►
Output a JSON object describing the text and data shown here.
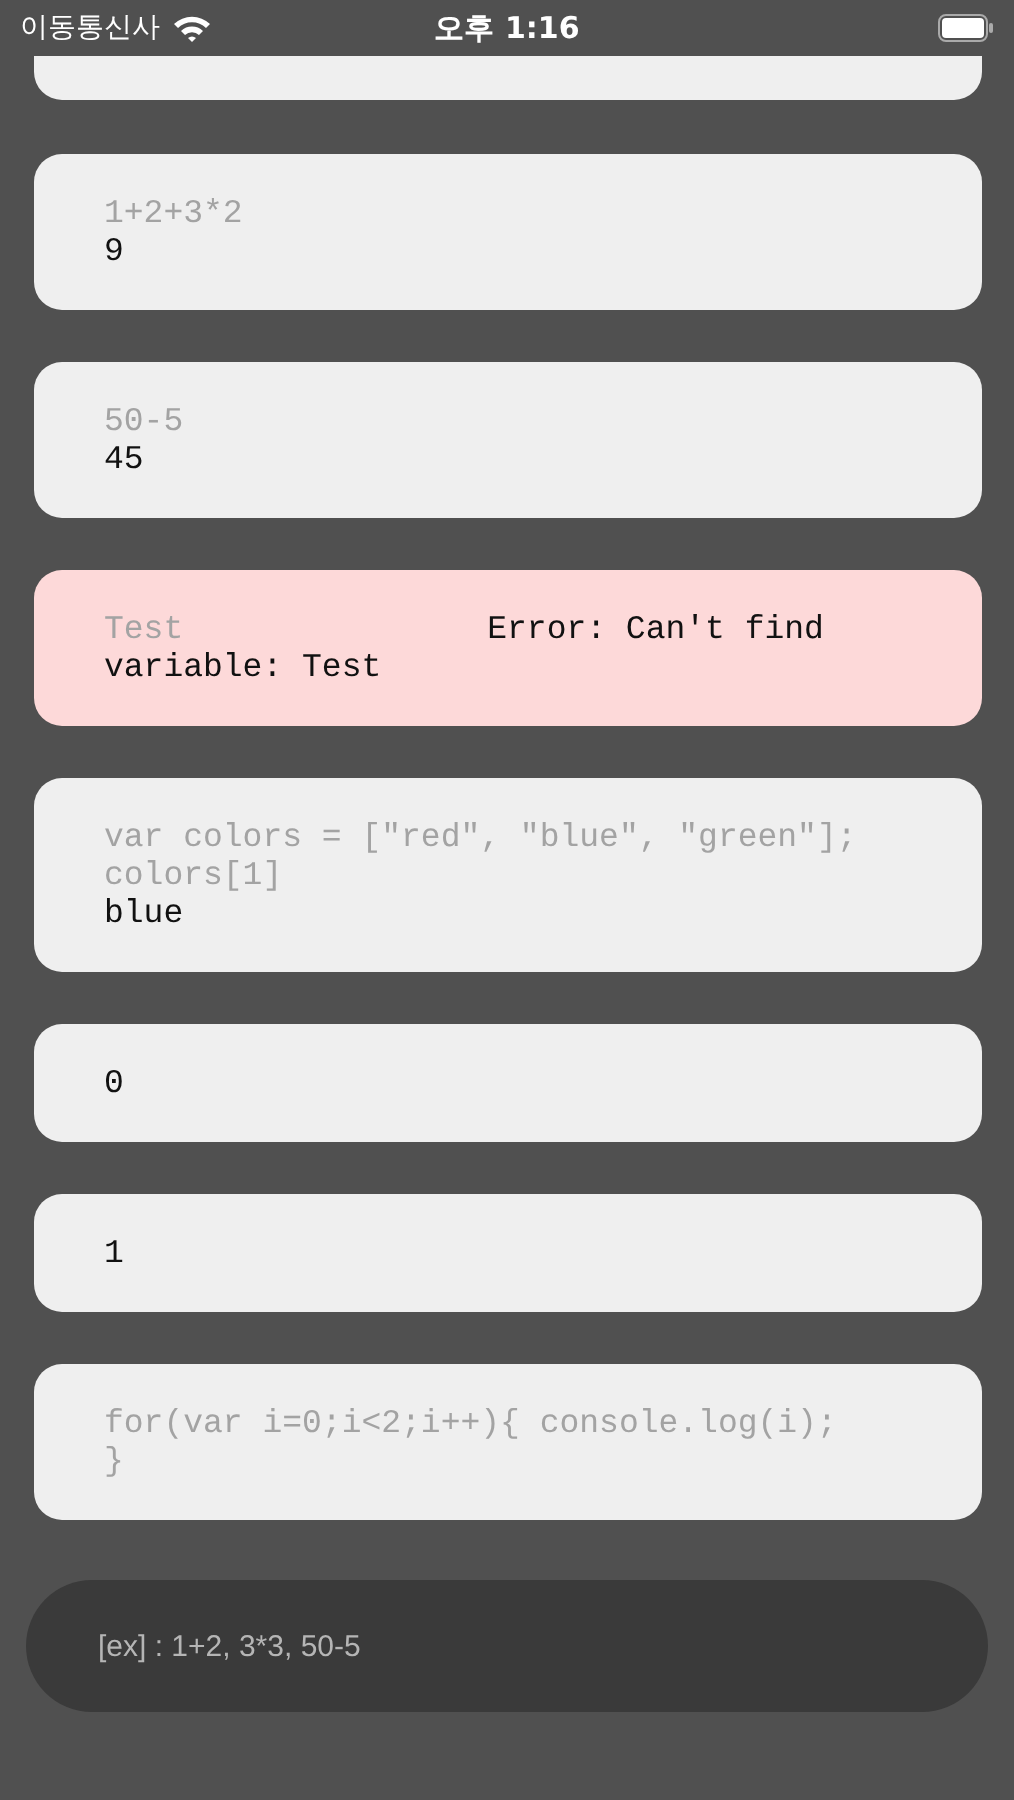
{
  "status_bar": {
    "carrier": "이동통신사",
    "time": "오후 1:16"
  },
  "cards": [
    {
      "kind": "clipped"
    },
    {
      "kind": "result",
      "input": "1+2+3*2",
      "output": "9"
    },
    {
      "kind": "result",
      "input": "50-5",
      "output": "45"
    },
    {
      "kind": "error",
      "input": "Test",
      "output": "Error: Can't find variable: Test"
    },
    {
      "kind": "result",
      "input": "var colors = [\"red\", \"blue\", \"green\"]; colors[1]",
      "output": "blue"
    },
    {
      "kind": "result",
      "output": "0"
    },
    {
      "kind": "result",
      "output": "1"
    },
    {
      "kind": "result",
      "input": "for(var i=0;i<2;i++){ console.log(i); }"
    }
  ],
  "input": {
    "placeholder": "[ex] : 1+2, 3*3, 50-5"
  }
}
◄
__What the task requires__.
Please repeat the entries exactly. Do not include the pictures.

__Output of the exercise__.
Output a JSON object describing the text and data shown here.
{
  "status_bar": {
    "carrier": "이동통신사",
    "time": "오후 1:16"
  },
  "cards": [
    {
      "kind": "clipped"
    },
    {
      "kind": "result",
      "input": "1+2+3*2",
      "output": "9"
    },
    {
      "kind": "result",
      "input": "50-5",
      "output": "45"
    },
    {
      "kind": "error",
      "input": "Test",
      "output": "Error: Can't find variable: Test"
    },
    {
      "kind": "result",
      "input": "var colors = [\"red\", \"blue\", \"green\"]; colors[1]",
      "output": "blue"
    },
    {
      "kind": "result",
      "output": "0"
    },
    {
      "kind": "result",
      "output": "1"
    },
    {
      "kind": "result",
      "input": "for(var i=0;i<2;i++){ console.log(i); }"
    }
  ],
  "input": {
    "placeholder": "[ex] : 1+2, 3*3, 50-5"
  }
}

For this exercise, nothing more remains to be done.